# Set task:
Give again only the lines from the line that holds "OCR this image." to the end of the data, inclusive, omitting all pictures.

(Dataset items)
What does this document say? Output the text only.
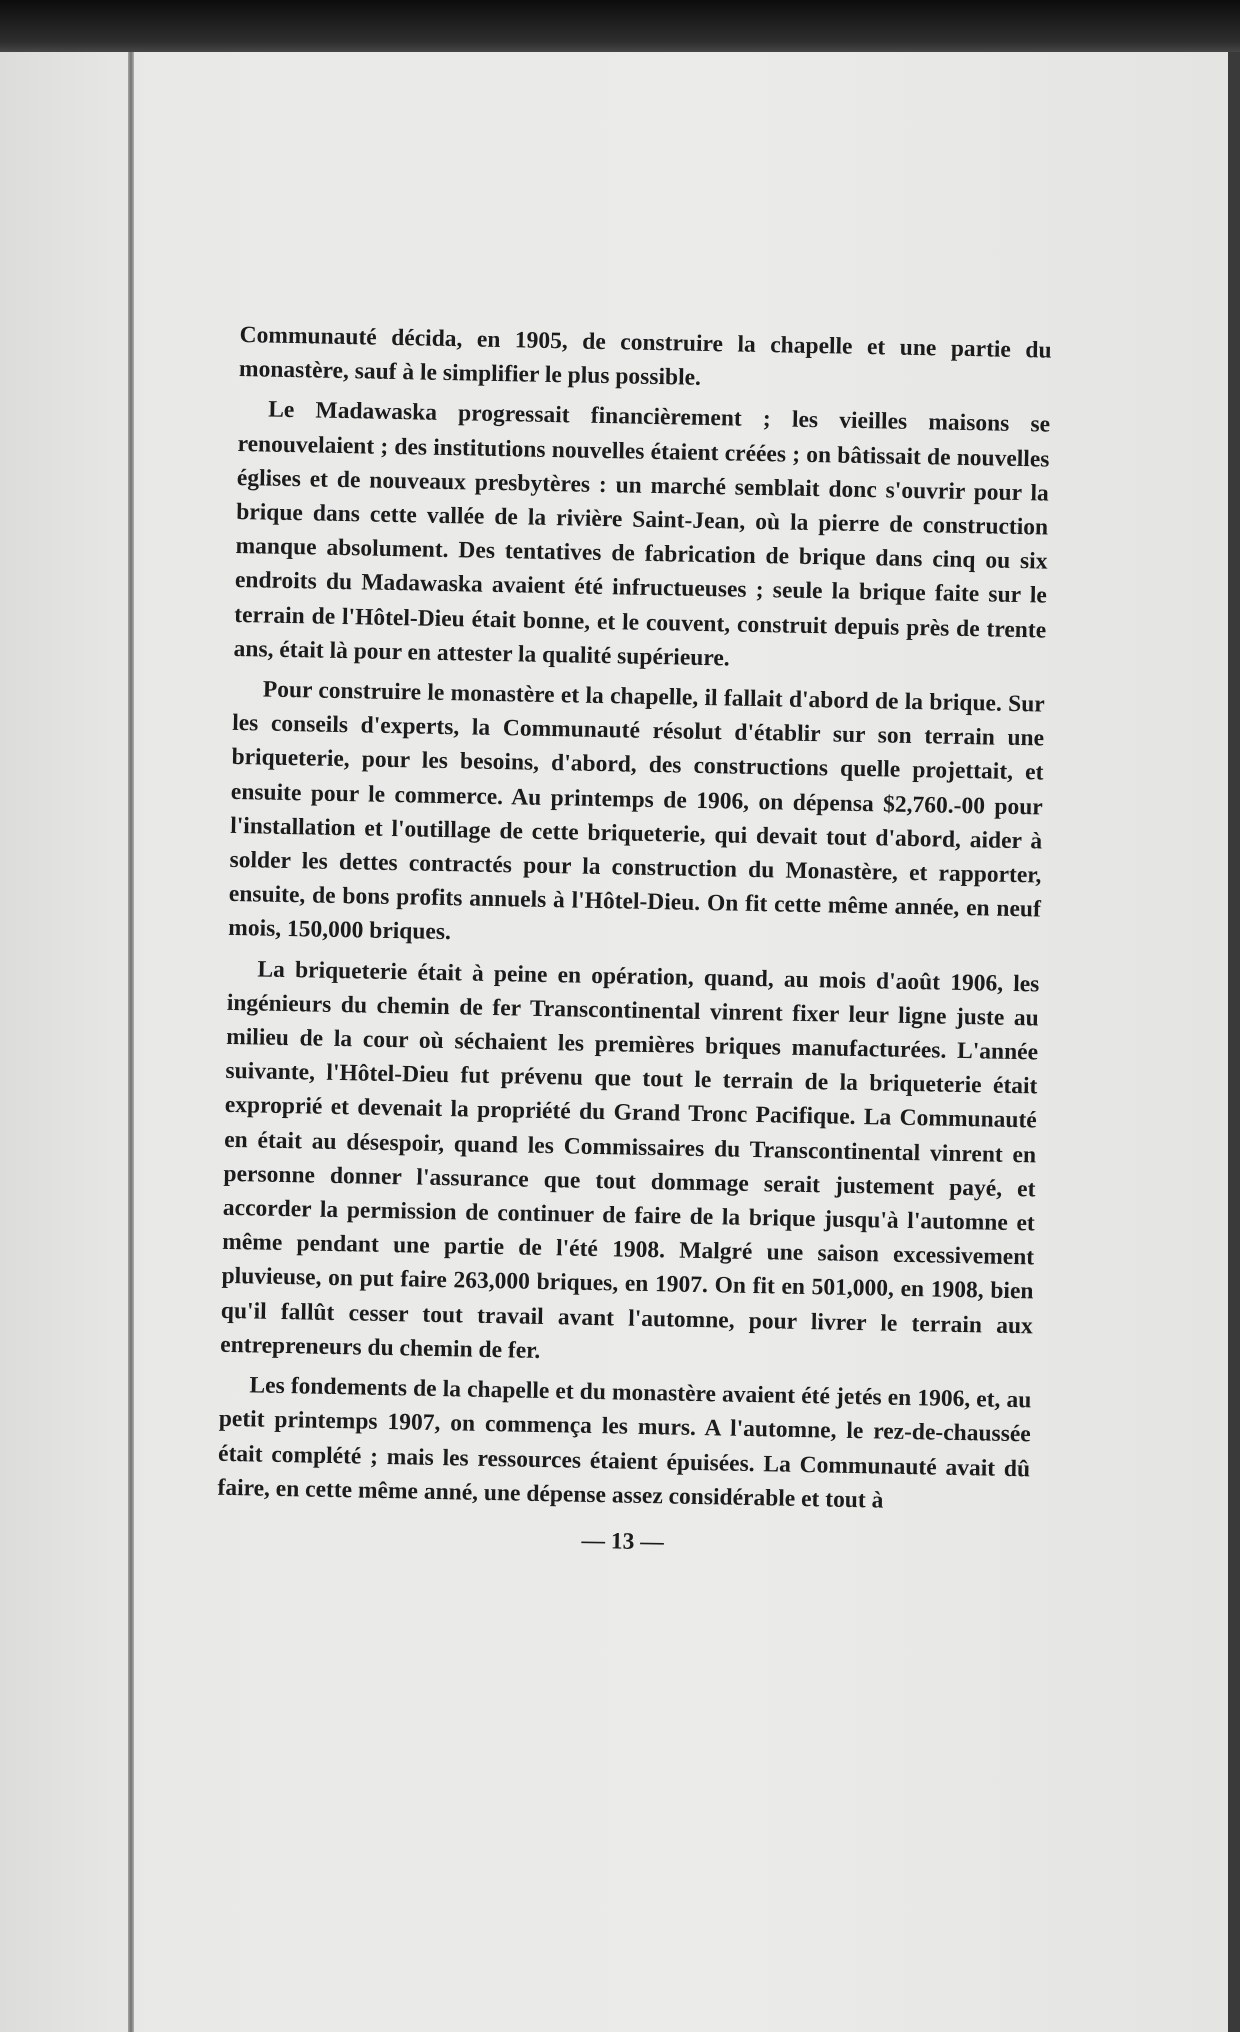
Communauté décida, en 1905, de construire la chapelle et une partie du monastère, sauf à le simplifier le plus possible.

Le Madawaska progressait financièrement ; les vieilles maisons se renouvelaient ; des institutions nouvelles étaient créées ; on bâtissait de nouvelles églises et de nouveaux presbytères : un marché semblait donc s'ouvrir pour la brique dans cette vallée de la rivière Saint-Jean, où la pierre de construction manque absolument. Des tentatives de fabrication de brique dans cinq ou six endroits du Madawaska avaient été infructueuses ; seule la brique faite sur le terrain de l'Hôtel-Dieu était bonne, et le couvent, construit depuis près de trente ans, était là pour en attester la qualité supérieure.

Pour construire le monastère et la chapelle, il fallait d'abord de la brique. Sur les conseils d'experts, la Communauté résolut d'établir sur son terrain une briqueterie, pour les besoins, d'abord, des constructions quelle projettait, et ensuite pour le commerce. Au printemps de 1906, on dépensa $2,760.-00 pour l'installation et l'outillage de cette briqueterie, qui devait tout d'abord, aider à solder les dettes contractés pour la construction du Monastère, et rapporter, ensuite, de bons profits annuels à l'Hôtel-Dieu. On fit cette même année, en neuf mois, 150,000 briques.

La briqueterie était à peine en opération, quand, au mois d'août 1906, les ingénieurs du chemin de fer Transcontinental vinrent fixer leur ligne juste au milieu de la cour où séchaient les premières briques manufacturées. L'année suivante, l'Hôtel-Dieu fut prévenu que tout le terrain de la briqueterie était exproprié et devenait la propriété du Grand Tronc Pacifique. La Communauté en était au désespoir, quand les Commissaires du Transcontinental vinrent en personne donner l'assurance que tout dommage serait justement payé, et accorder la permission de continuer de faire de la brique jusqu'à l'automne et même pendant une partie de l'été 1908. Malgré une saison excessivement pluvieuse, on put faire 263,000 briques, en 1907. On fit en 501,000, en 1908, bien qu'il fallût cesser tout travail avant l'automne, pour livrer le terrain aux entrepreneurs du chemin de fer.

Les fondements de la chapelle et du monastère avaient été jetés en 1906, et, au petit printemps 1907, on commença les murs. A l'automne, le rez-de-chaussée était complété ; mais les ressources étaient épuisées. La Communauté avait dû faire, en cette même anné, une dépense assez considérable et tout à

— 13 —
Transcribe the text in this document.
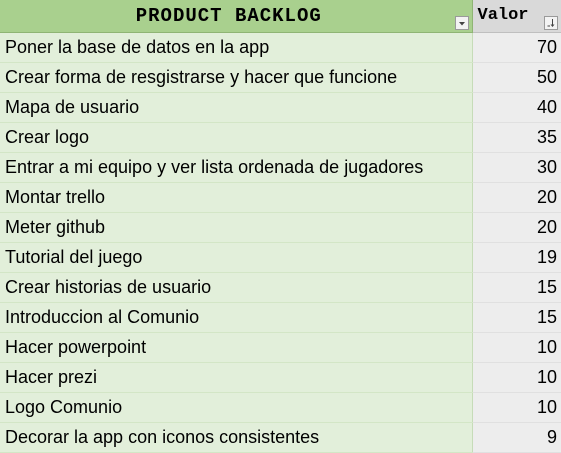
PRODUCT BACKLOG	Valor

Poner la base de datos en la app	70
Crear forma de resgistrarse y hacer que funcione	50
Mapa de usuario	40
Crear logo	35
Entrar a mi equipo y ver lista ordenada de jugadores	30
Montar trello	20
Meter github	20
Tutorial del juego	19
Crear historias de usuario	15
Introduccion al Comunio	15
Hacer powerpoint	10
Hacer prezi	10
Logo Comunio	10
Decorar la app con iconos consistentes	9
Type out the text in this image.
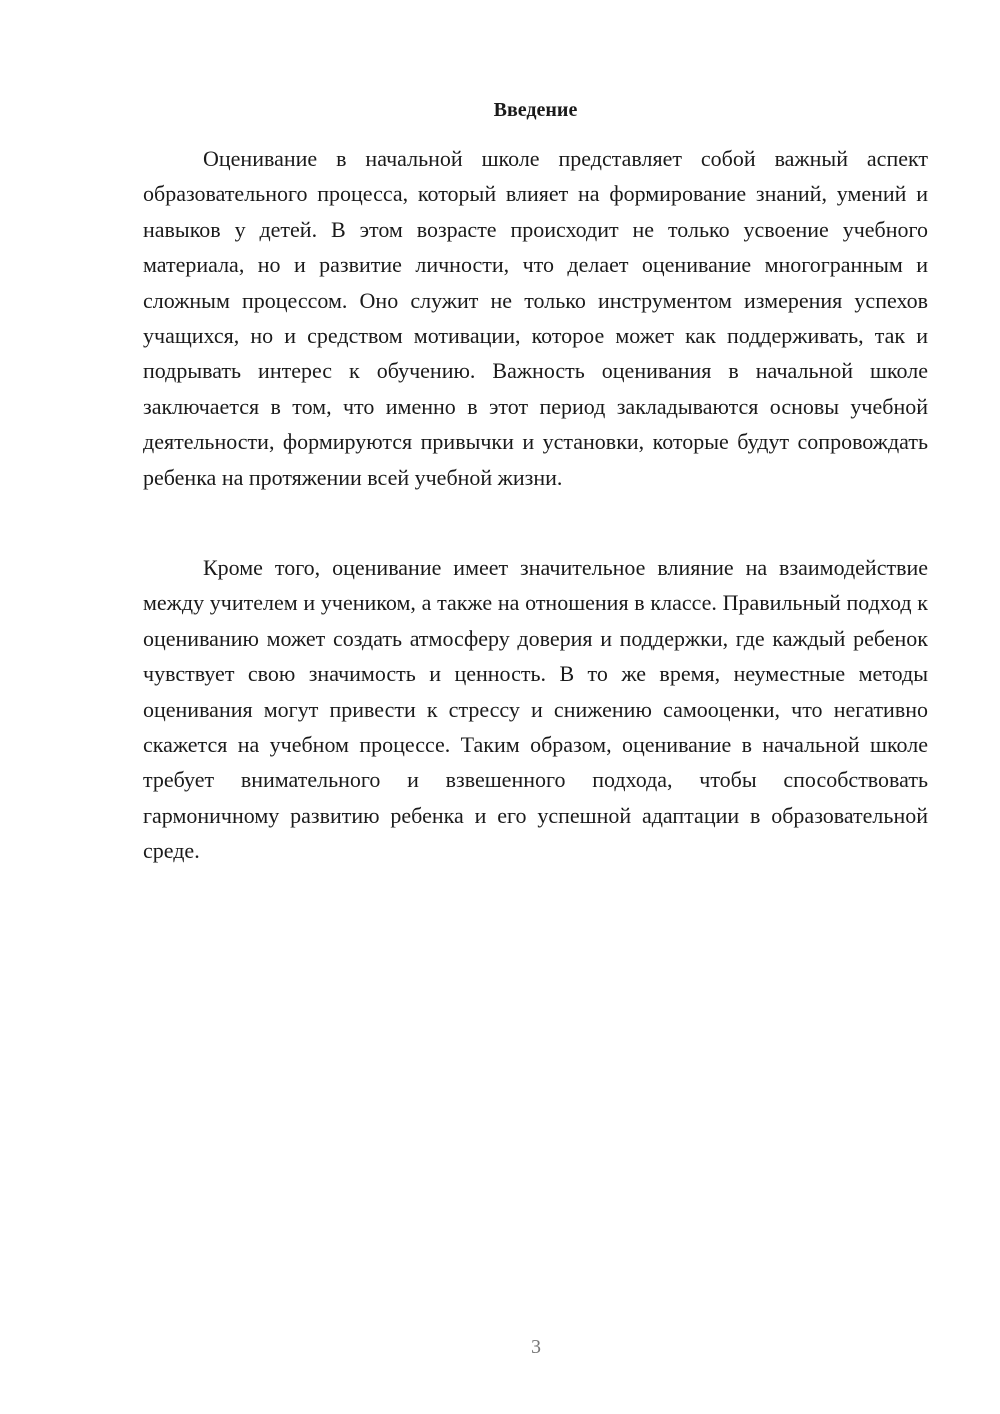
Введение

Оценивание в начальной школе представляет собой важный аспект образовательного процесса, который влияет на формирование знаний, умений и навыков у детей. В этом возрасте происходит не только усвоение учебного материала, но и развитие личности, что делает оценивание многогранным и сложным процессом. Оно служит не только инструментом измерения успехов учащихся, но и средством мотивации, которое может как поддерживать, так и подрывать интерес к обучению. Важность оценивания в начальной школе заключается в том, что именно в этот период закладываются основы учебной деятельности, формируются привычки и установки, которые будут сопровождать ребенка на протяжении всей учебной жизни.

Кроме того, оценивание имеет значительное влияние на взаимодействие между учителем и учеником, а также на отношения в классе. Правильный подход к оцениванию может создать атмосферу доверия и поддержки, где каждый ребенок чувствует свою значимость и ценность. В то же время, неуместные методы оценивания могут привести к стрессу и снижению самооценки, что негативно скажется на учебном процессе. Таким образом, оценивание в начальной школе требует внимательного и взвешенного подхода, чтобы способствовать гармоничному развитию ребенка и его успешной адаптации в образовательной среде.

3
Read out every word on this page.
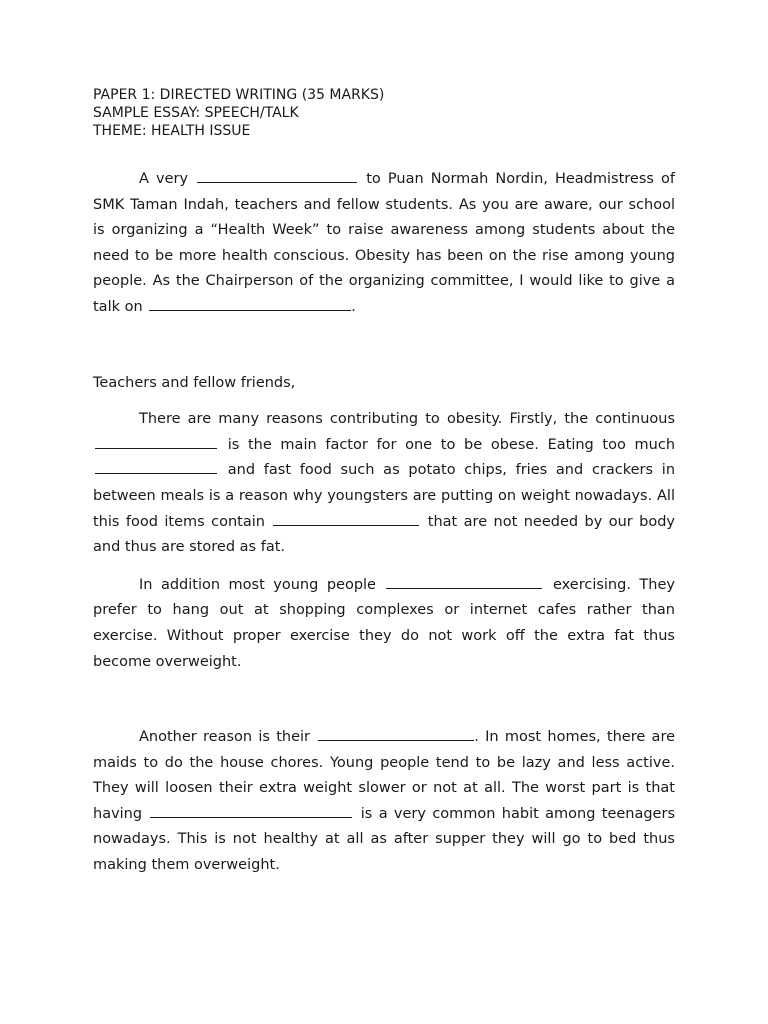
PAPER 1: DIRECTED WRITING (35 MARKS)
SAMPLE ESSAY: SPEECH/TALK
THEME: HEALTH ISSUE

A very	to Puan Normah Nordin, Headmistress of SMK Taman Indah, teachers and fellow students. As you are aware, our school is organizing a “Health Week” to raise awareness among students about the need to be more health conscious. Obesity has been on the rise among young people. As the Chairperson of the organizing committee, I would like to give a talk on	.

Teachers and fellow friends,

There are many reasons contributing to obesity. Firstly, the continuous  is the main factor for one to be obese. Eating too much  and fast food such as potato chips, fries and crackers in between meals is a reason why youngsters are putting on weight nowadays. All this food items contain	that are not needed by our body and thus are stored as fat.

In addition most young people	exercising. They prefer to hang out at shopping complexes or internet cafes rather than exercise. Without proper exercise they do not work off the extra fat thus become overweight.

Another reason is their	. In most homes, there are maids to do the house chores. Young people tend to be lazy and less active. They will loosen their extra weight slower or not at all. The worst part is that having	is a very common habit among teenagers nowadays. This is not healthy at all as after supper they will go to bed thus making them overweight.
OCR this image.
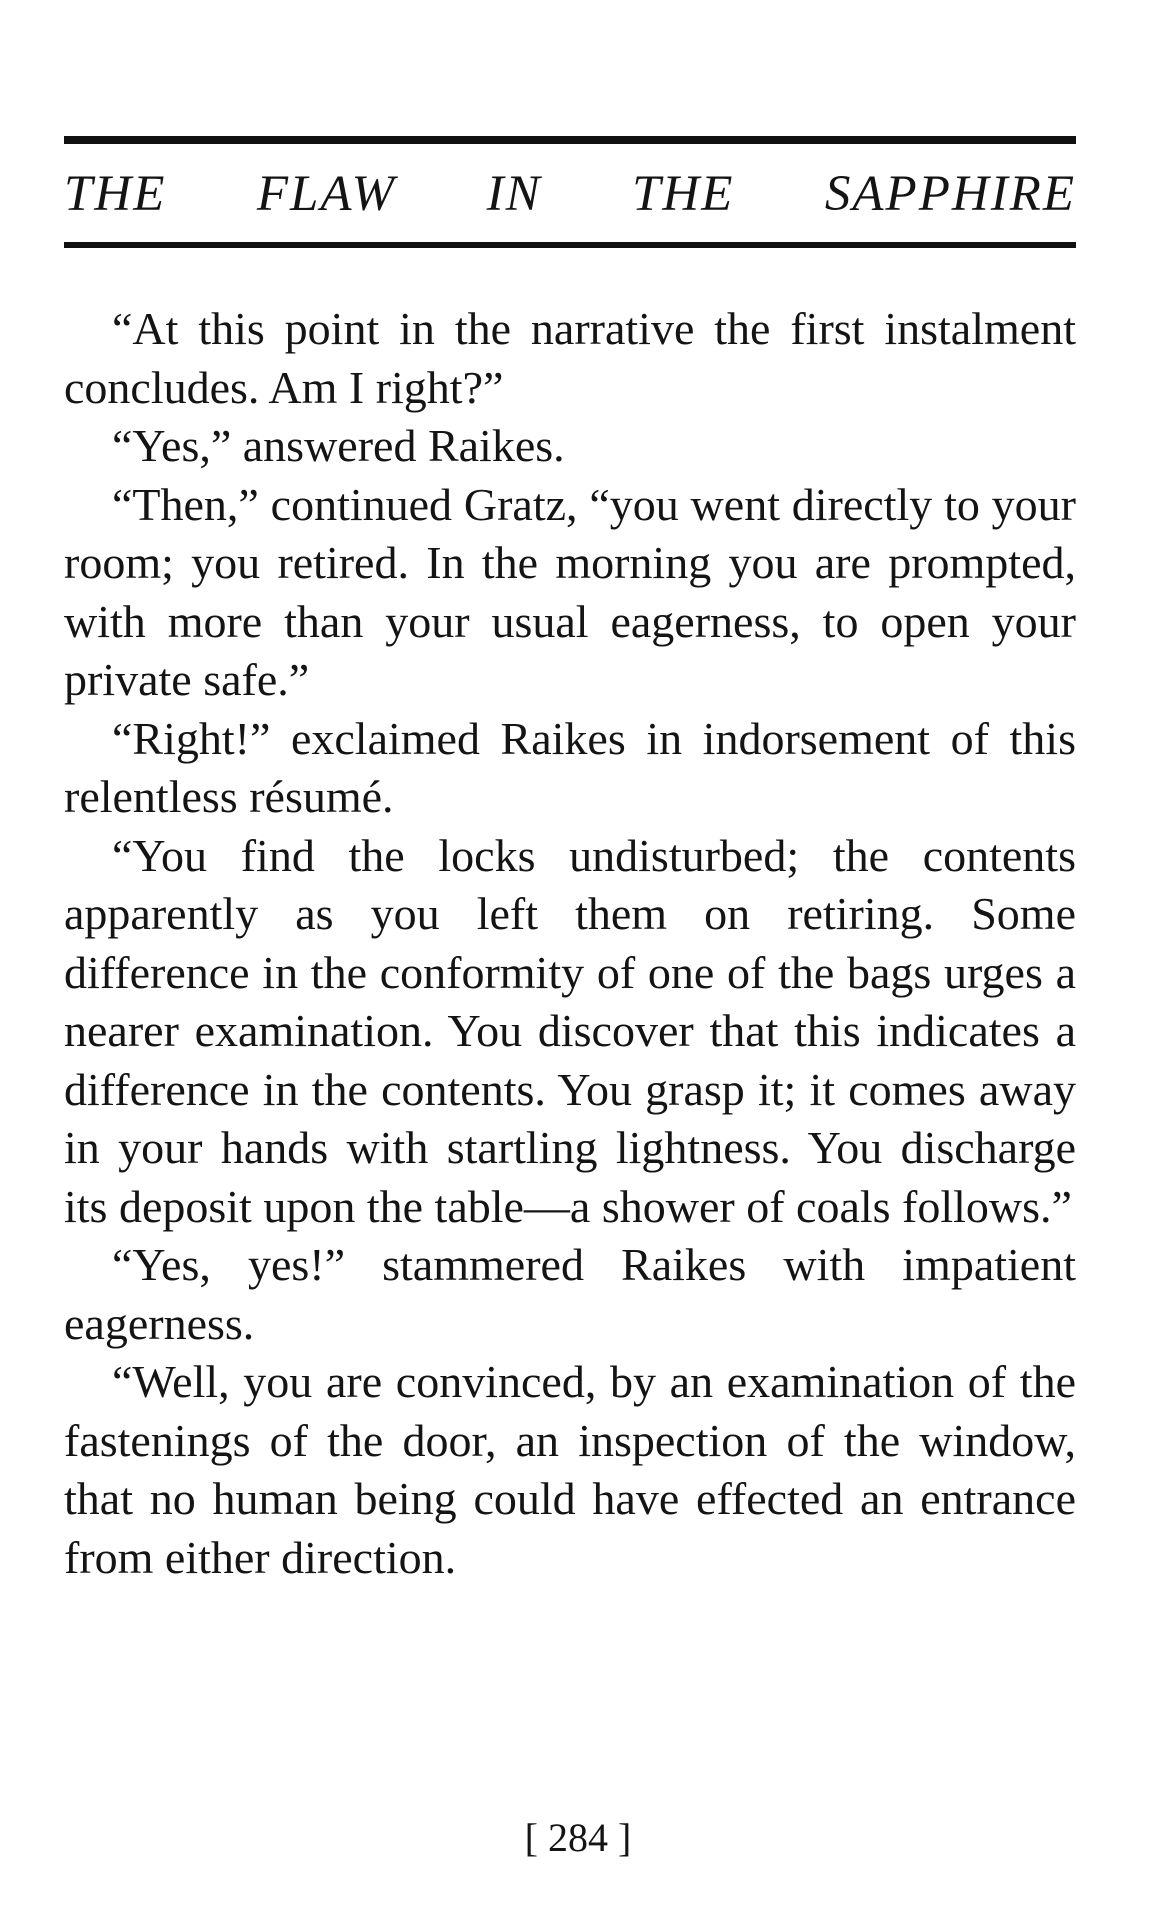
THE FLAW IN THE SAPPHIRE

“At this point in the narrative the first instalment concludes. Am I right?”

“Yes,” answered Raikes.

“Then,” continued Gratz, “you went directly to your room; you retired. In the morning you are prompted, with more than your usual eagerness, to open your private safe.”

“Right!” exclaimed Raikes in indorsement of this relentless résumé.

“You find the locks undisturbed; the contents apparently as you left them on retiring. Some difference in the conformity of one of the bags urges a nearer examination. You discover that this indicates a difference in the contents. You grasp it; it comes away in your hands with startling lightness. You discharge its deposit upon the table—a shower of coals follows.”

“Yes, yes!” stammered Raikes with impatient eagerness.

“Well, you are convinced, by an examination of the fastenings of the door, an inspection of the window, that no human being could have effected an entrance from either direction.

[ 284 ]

# Completed task:
OCR this image.
THE FLAW IN THE SAPPHIRE

“At this point in the narrative the first instalment concludes. Am I right?”

“Yes,” answered Raikes.

“Then,” continued Gratz, “you went directly to your room; you retired. In the morning you are prompted, with more than your usual eagerness, to open your private safe.”

“Right!” exclaimed Raikes in indorsement of this relentless résumé.

“You find the locks undisturbed; the contents apparently as you left them on retiring. Some difference in the conformity of one of the bags urges a nearer examination. You discover that this indicates a difference in the contents. You grasp it; it comes away in your hands with startling lightness. You discharge its deposit upon the table—a shower of coals follows.”

“Yes, yes!” stammered Raikes with impatient eagerness.

“Well, you are convinced, by an examination of the fastenings of the door, an inspection of the window, that no human being could have effected an entrance from either direction.

[ 284 ]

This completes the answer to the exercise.